**What the task asks:** Locate the string "this" throughout the material and copy every line in which it occurs.

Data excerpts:
========

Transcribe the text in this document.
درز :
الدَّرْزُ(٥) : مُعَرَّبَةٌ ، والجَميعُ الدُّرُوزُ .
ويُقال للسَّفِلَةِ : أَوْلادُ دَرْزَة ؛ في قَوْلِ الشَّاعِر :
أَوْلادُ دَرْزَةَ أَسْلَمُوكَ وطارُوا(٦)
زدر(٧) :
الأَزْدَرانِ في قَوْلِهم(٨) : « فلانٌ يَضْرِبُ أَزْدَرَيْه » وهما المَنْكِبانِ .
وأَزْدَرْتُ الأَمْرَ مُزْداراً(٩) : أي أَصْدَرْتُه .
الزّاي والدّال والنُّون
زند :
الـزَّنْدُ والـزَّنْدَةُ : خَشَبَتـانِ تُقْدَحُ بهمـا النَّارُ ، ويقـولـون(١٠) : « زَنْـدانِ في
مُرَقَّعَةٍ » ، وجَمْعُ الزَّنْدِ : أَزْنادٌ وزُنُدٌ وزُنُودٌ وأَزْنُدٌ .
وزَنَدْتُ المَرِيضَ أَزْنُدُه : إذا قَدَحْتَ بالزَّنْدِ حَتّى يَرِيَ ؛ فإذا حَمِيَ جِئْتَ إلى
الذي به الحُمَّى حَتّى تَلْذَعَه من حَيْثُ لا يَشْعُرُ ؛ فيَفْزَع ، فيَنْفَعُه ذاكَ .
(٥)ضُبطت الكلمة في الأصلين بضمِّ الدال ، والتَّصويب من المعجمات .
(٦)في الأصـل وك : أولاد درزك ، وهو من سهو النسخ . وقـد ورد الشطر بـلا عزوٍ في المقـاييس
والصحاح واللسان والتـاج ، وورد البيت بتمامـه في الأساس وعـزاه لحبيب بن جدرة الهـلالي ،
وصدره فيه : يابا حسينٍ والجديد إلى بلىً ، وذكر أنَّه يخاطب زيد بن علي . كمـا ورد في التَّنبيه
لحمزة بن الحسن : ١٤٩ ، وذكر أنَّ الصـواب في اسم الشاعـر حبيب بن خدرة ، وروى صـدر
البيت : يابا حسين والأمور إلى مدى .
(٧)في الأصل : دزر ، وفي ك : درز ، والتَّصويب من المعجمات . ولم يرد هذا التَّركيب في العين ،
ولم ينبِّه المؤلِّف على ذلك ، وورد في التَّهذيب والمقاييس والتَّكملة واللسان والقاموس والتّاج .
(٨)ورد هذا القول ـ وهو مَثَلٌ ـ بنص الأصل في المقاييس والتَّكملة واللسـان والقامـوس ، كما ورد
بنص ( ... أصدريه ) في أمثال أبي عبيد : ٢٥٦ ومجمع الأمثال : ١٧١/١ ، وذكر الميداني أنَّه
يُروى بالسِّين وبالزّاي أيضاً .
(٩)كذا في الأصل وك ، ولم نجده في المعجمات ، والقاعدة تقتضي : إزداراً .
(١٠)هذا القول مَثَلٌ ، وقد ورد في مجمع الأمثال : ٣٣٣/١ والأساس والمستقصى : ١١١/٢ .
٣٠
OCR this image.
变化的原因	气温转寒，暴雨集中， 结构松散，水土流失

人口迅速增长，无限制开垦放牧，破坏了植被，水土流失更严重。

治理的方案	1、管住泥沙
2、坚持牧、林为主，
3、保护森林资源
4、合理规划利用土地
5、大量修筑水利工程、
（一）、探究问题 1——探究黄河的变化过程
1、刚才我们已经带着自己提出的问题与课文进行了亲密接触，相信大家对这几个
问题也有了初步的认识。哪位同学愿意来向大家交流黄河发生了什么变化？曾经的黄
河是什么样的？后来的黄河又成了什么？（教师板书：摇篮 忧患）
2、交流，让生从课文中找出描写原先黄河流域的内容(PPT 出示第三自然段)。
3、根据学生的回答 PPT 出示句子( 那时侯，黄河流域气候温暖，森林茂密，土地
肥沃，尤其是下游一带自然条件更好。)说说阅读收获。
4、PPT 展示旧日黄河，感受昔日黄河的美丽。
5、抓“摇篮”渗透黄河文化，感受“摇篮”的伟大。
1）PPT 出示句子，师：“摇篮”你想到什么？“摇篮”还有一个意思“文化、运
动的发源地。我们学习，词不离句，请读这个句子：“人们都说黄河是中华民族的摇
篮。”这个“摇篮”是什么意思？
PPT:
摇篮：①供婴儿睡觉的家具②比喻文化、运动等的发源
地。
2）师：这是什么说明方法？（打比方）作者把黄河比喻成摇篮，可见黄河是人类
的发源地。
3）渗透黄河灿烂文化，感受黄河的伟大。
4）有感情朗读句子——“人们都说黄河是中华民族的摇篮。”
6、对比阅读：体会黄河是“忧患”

========

**Worked answer:**
Transcribe the text in this document.
OCR this image.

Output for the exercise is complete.